### What is asked
Reproduce every record below exactly as written, but leave out any pictures.

(Records from a collection of figures)
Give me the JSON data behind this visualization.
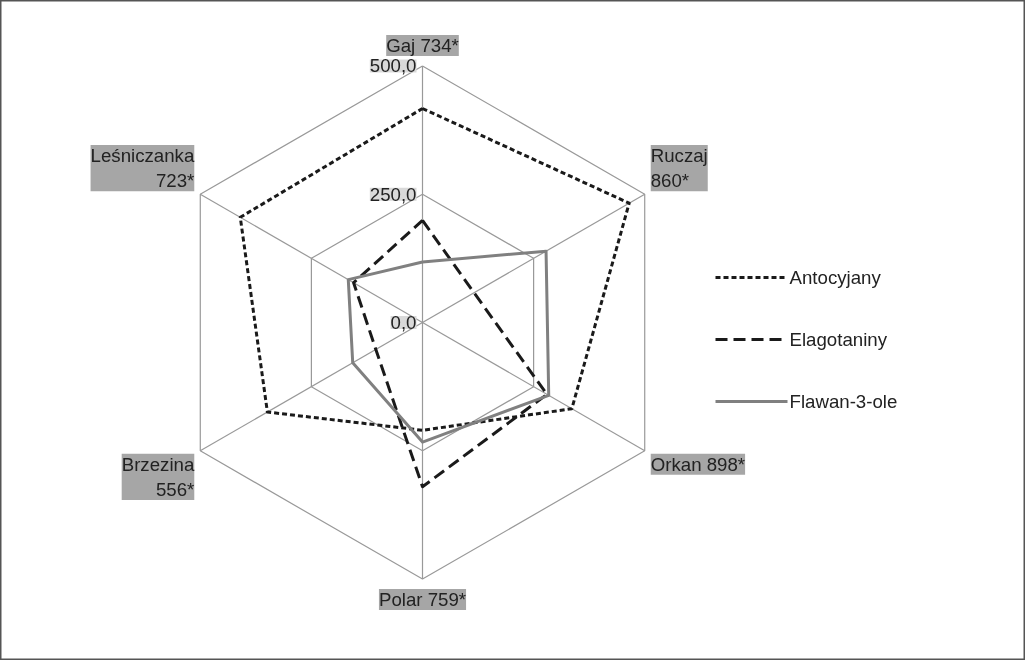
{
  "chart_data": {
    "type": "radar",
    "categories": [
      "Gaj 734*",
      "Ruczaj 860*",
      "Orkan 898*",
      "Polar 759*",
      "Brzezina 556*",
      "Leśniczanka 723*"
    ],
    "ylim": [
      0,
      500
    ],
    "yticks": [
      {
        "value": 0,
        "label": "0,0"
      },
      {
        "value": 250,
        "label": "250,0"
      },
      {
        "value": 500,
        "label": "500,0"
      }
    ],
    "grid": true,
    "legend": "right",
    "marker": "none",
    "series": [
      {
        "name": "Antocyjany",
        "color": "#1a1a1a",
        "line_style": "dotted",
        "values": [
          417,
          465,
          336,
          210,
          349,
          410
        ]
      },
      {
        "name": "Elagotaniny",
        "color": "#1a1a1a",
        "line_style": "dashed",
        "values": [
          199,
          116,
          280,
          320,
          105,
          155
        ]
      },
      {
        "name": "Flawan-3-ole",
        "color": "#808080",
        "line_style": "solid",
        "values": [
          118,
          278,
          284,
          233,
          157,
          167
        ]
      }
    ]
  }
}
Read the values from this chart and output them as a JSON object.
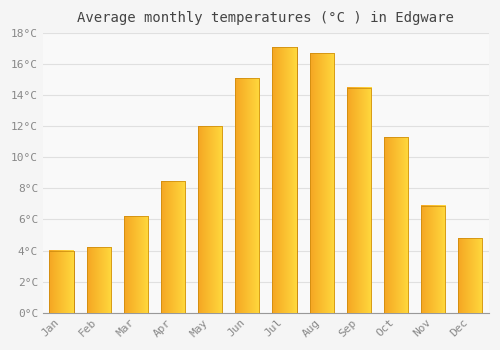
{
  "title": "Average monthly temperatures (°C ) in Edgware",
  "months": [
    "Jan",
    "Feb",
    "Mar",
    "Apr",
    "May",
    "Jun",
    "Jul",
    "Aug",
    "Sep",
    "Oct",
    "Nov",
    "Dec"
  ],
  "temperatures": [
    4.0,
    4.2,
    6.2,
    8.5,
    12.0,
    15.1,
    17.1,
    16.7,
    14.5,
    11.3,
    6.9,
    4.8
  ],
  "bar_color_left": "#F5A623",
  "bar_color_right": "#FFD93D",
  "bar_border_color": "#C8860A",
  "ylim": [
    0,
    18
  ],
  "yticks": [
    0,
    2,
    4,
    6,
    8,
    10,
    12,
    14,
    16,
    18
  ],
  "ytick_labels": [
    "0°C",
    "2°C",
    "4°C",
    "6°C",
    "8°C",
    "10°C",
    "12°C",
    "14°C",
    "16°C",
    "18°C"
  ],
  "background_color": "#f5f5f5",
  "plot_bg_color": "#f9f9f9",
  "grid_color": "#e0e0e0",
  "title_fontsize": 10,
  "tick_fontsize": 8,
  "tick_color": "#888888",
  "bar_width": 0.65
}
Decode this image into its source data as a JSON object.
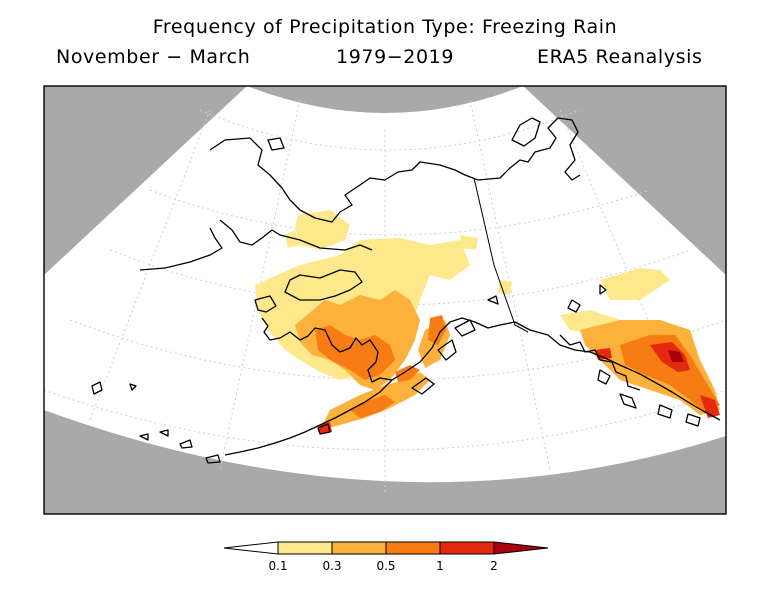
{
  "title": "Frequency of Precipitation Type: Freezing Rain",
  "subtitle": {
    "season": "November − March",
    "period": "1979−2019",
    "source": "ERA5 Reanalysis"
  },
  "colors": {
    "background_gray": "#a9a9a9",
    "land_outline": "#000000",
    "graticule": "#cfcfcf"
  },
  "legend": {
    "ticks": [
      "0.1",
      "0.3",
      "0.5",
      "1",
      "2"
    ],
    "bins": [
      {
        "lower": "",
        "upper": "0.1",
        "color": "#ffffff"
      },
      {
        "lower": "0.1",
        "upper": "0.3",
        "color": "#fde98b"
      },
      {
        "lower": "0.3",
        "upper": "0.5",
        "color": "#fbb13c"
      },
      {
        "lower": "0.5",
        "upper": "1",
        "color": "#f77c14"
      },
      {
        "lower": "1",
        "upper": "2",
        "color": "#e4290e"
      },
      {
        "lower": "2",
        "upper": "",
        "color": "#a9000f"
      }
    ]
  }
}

### Solution
Give me the JSON data behind this visualization.
{
  "chart_data": {
    "type": "radar",
    "categories": [
      "Gaj 734*",
      "Ruczaj 860*",
      "Orkan 898*",
      "Polar 759*",
      "Brzezina 556*",
      "Leśniczanka 723*"
    ],
    "ylim": [
      0,
      500
    ],
    "yticks": [
      {
        "value": 0,
        "label": "0,0"
      },
      {
        "value": 250,
        "label": "250,0"
      },
      {
        "value": 500,
        "label": "500,0"
      }
    ],
    "grid": true,
    "legend": "right",
    "marker": "none",
    "series": [
      {
        "name": "Antocyjany",
        "color": "#1a1a1a",
        "line_style": "dotted",
        "values": [
          417,
          465,
          336,
          210,
          349,
          410
        ]
      },
      {
        "name": "Elagotaniny",
        "color": "#1a1a1a",
        "line_style": "dashed",
        "values": [
          199,
          116,
          280,
          320,
          105,
          155
        ]
      },
      {
        "name": "Flawan-3-ole",
        "color": "#808080",
        "line_style": "solid",
        "values": [
          118,
          278,
          284,
          233,
          157,
          167
        ]
      }
    ]
  }
}
Read the values from this chart and output them as a JSON object.
{
  "title": "Average monthly temperatures (°C ) in Edgware",
  "months": [
    "Jan",
    "Feb",
    "Mar",
    "Apr",
    "May",
    "Jun",
    "Jul",
    "Aug",
    "Sep",
    "Oct",
    "Nov",
    "Dec"
  ],
  "temperatures": [
    4.0,
    4.2,
    6.2,
    8.5,
    12.0,
    15.1,
    17.1,
    16.7,
    14.5,
    11.3,
    6.9,
    4.8
  ],
  "bar_color_left": "#F5A623",
  "bar_color_right": "#FFD93D",
  "bar_border_color": "#C8860A",
  "ylim": [
    0,
    18
  ],
  "yticks": [
    0,
    2,
    4,
    6,
    8,
    10,
    12,
    14,
    16,
    18
  ],
  "ytick_labels": [
    "0°C",
    "2°C",
    "4°C",
    "6°C",
    "8°C",
    "10°C",
    "12°C",
    "14°C",
    "16°C",
    "18°C"
  ],
  "background_color": "#f5f5f5",
  "plot_bg_color": "#f9f9f9",
  "grid_color": "#e0e0e0",
  "title_fontsize": 10,
  "tick_fontsize": 8,
  "tick_color": "#888888",
  "bar_width": 0.65
}
Decode this image into its source data as a JSON object.
{
  "title": "Frequency of Precipitation Type: Freezing Rain",
  "subtitle": {
    "season": "November − March",
    "period": "1979−2019",
    "source": "ERA5 Reanalysis"
  },
  "colors": {
    "background_gray": "#a9a9a9",
    "land_outline": "#000000",
    "graticule": "#cfcfcf"
  },
  "legend": {
    "ticks": [
      "0.1",
      "0.3",
      "0.5",
      "1",
      "2"
    ],
    "bins": [
      {
        "lower": "",
        "upper": "0.1",
        "color": "#ffffff"
      },
      {
        "lower": "0.1",
        "upper": "0.3",
        "color": "#fde98b"
      },
      {
        "lower": "0.3",
        "upper": "0.5",
        "color": "#fbb13c"
      },
      {
        "lower": "0.5",
        "upper": "1",
        "color": "#f77c14"
      },
      {
        "lower": "1",
        "upper": "2",
        "color": "#e4290e"
      },
      {
        "lower": "2",
        "upper": "",
        "color": "#a9000f"
      }
    ]
  }
}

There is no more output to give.